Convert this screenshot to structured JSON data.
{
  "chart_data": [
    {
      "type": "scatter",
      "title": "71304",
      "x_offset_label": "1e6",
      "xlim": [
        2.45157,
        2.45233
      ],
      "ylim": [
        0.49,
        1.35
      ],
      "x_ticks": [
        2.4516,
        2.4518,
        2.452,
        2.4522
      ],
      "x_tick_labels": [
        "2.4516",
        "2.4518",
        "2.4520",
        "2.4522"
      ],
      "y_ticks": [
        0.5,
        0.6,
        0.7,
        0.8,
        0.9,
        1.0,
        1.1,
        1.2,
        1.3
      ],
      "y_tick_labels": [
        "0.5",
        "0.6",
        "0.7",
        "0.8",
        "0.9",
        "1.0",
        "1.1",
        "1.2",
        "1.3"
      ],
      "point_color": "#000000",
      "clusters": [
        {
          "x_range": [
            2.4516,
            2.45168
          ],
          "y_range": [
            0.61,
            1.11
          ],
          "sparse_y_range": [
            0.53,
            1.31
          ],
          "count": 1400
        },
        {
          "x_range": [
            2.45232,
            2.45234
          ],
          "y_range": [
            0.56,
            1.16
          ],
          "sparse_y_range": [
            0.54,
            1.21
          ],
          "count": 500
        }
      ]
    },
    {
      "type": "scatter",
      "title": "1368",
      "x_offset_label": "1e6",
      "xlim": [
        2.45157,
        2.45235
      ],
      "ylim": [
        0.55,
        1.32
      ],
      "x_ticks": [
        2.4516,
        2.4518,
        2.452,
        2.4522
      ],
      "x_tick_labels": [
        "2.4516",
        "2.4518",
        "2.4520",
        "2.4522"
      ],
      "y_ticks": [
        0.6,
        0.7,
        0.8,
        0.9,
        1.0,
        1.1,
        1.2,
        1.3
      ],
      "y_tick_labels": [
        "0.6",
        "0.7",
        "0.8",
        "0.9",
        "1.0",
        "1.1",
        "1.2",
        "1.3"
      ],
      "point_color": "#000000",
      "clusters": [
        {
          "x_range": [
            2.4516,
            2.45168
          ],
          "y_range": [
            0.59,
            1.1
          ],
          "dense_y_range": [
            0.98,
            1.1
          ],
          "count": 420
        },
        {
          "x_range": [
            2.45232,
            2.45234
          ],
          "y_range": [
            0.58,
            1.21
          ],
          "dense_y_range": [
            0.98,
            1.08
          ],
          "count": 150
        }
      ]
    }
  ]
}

» **WORK REQUIRED**
Recopy all the lines exactly as they appear.

» **COMPLETE ANSWER**
Convert this screenshot to structured JSON data.
{
  "chart_data": [
    {
      "type": "scatter",
      "title": "71304",
      "x_offset_label": "1e6",
      "xlim": [
        2.45157,
        2.45233
      ],
      "ylim": [
        0.49,
        1.35
      ],
      "x_ticks": [
        2.4516,
        2.4518,
        2.452,
        2.4522
      ],
      "x_tick_labels": [
        "2.4516",
        "2.4518",
        "2.4520",
        "2.4522"
      ],
      "y_ticks": [
        0.5,
        0.6,
        0.7,
        0.8,
        0.9,
        1.0,
        1.1,
        1.2,
        1.3
      ],
      "y_tick_labels": [
        "0.5",
        "0.6",
        "0.7",
        "0.8",
        "0.9",
        "1.0",
        "1.1",
        "1.2",
        "1.3"
      ],
      "point_color": "#000000",
      "clusters": [
        {
          "x_range": [
            2.4516,
            2.45168
          ],
          "y_range": [
            0.61,
            1.11
          ],
          "sparse_y_range": [
            0.53,
            1.31
          ],
          "count": 1400
        },
        {
          "x_range": [
            2.45232,
            2.45234
          ],
          "y_range": [
            0.56,
            1.16
          ],
          "sparse_y_range": [
            0.54,
            1.21
          ],
          "count": 500
        }
      ]
    },
    {
      "type": "scatter",
      "title": "1368",
      "x_offset_label": "1e6",
      "xlim": [
        2.45157,
        2.45235
      ],
      "ylim": [
        0.55,
        1.32
      ],
      "x_ticks": [
        2.4516,
        2.4518,
        2.452,
        2.4522
      ],
      "x_tick_labels": [
        "2.4516",
        "2.4518",
        "2.4520",
        "2.4522"
      ],
      "y_ticks": [
        0.6,
        0.7,
        0.8,
        0.9,
        1.0,
        1.1,
        1.2,
        1.3
      ],
      "y_tick_labels": [
        "0.6",
        "0.7",
        "0.8",
        "0.9",
        "1.0",
        "1.1",
        "1.2",
        "1.3"
      ],
      "point_color": "#000000",
      "clusters": [
        {
          "x_range": [
            2.4516,
            2.45168
          ],
          "y_range": [
            0.59,
            1.1
          ],
          "dense_y_range": [
            0.98,
            1.1
          ],
          "count": 420
        },
        {
          "x_range": [
            2.45232,
            2.45234
          ],
          "y_range": [
            0.58,
            1.21
          ],
          "dense_y_range": [
            0.98,
            1.08
          ],
          "count": 150
        }
      ]
    }
  ]
}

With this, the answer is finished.